╔══

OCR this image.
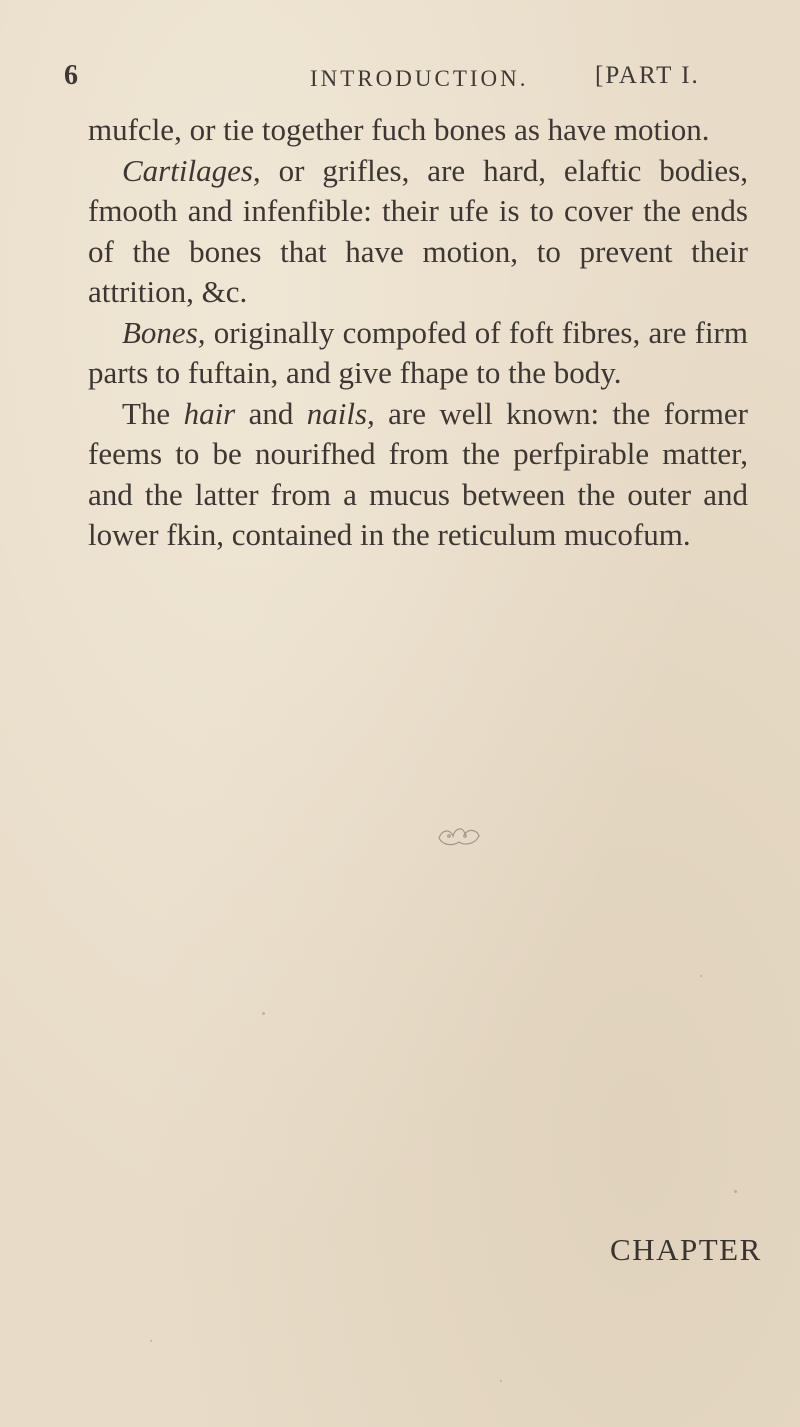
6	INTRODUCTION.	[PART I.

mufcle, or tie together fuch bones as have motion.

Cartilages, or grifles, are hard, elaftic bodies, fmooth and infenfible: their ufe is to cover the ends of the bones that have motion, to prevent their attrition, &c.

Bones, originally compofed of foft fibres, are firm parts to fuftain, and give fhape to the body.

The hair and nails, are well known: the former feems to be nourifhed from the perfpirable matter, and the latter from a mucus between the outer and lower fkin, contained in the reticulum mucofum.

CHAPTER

╚══
╔══

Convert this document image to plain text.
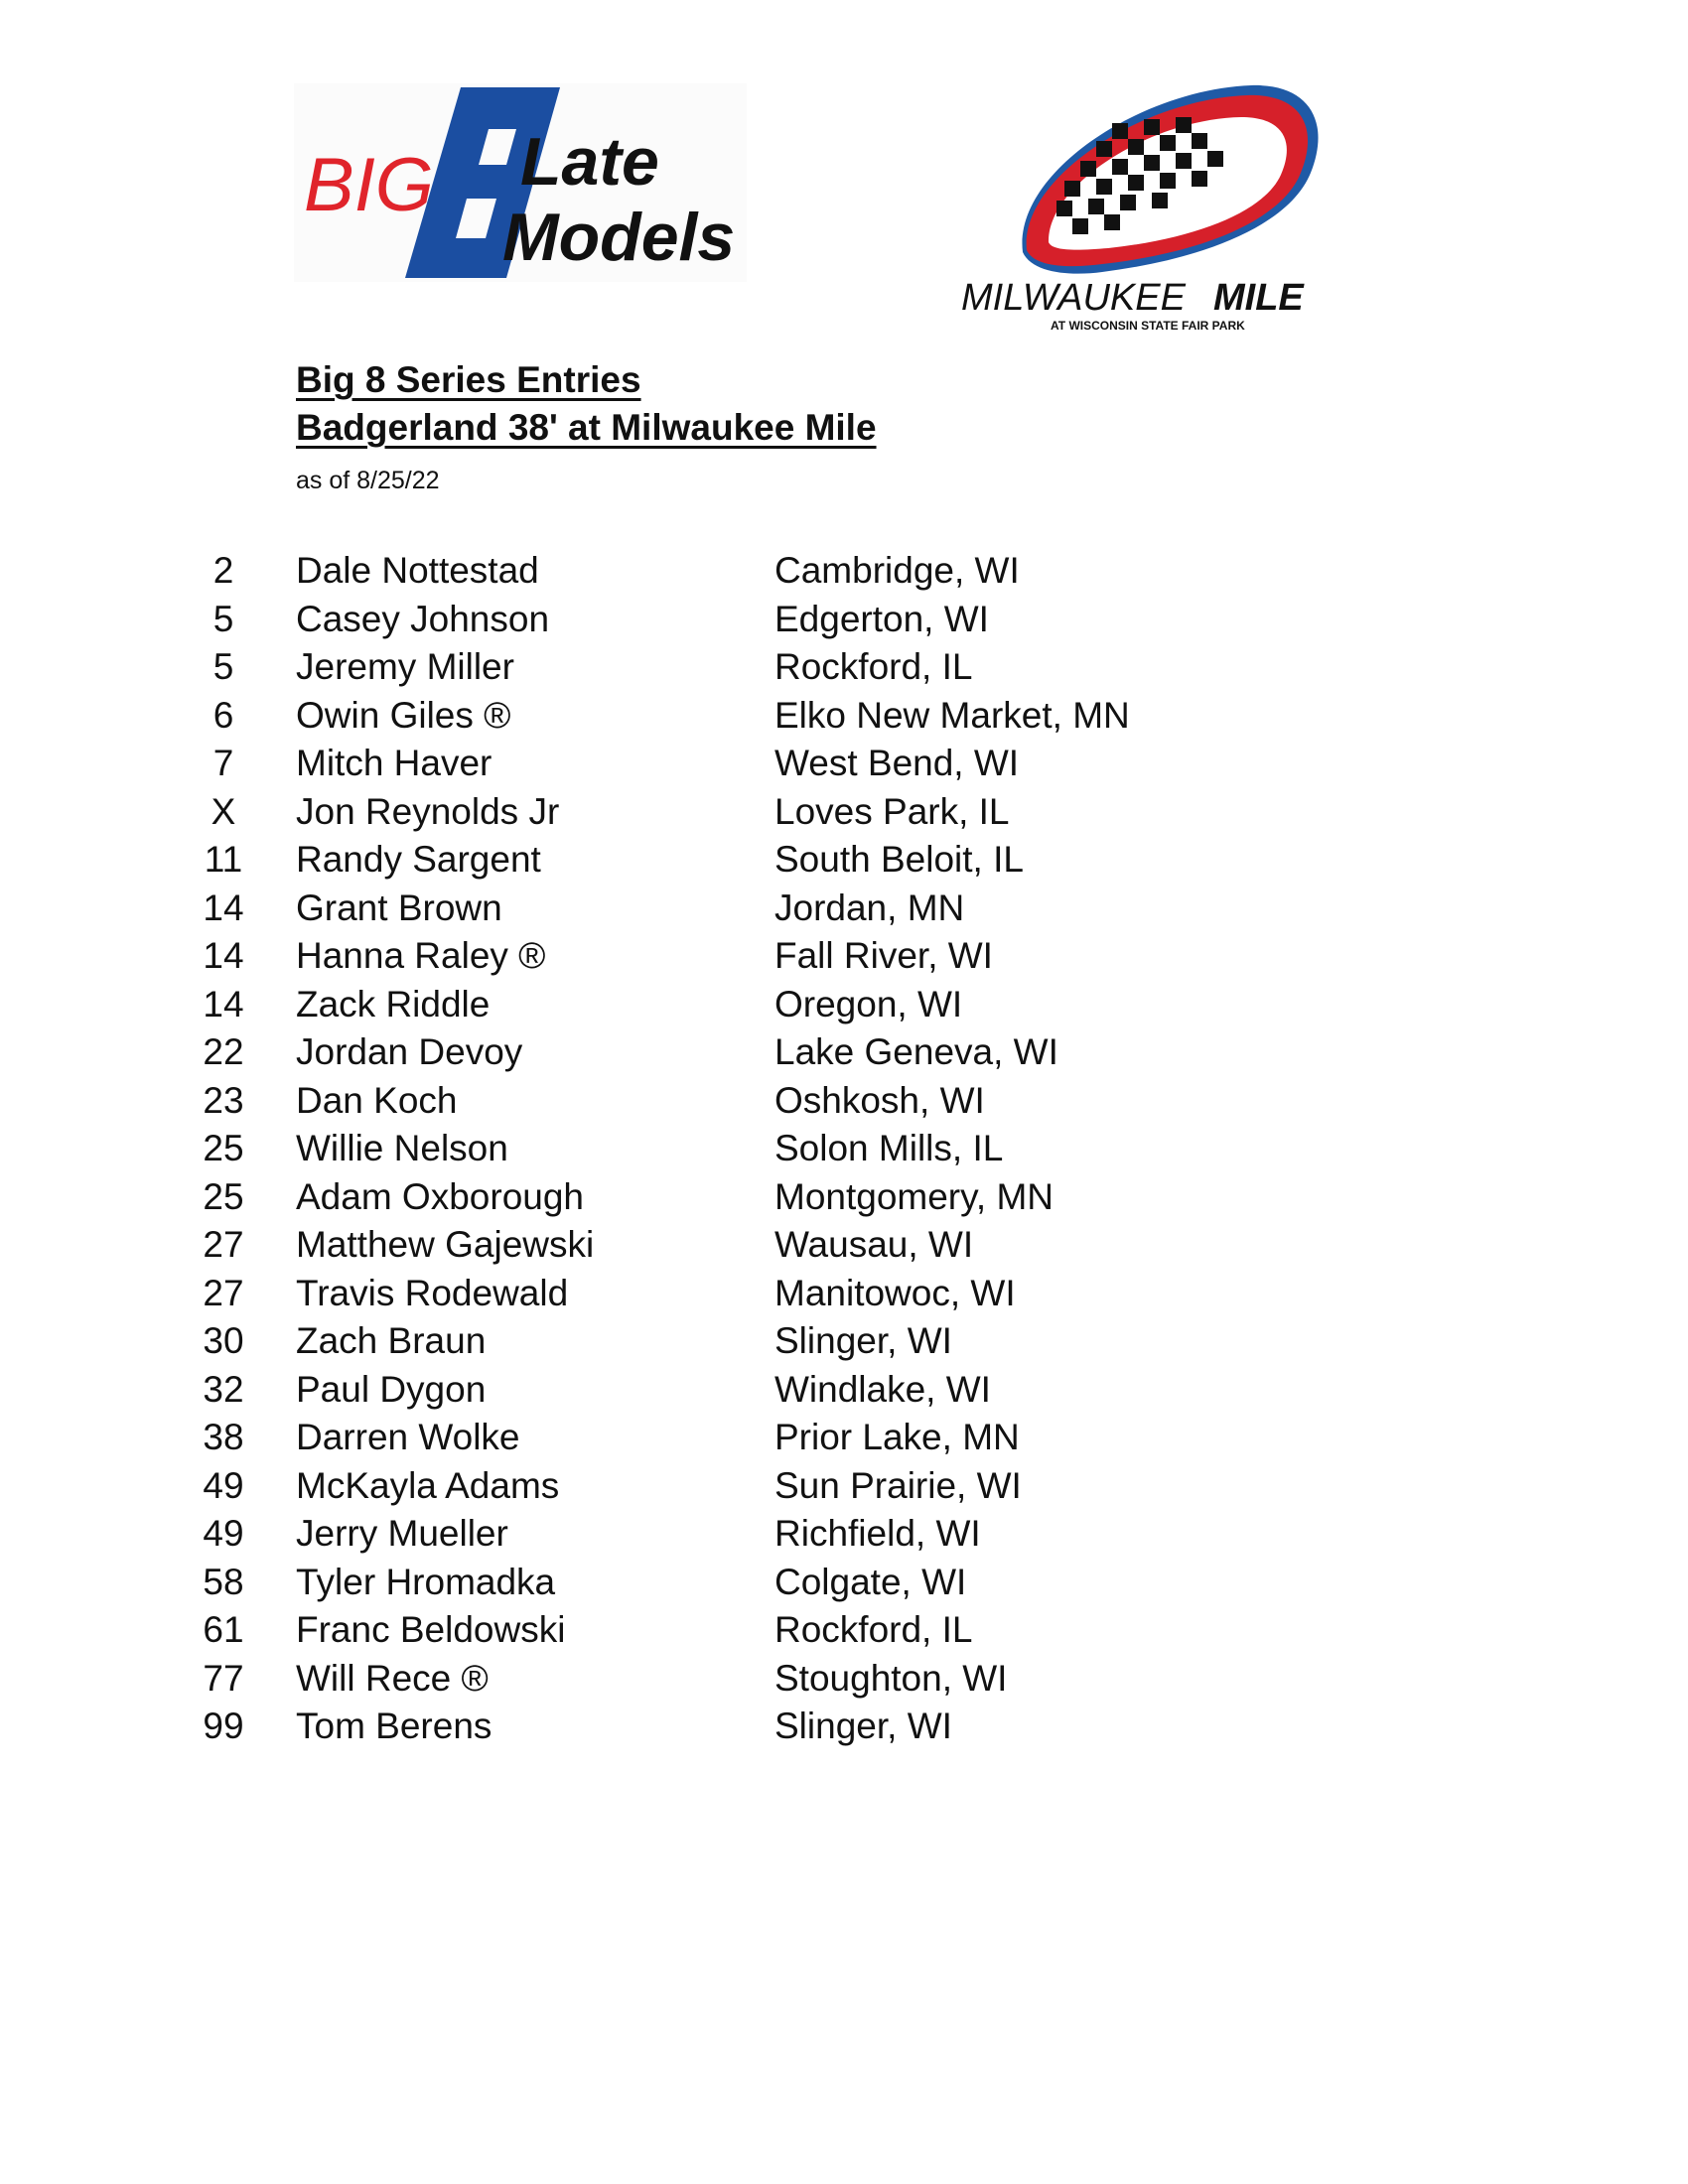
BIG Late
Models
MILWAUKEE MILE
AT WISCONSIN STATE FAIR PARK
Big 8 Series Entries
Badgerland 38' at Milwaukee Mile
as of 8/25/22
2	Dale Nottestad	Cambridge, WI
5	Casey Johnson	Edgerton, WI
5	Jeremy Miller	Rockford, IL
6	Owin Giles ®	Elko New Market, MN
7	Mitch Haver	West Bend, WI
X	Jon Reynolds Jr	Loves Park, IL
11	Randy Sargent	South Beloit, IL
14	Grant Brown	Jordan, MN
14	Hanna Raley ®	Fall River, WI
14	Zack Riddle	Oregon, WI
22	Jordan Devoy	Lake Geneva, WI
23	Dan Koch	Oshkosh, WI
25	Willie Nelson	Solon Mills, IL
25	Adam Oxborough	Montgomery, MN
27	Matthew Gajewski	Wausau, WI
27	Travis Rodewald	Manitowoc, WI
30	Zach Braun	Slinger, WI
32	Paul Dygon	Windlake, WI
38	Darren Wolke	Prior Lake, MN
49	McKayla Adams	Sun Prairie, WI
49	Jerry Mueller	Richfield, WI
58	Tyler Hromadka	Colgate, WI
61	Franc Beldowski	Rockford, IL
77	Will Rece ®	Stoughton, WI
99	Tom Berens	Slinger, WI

╚══

Copy every line from the records above that contains the word "Rockford".

■ **RESPONSE TO THIS TASK**
5	Jeremy Miller	Rockford, IL
61	Franc Beldowski	Rockford, IL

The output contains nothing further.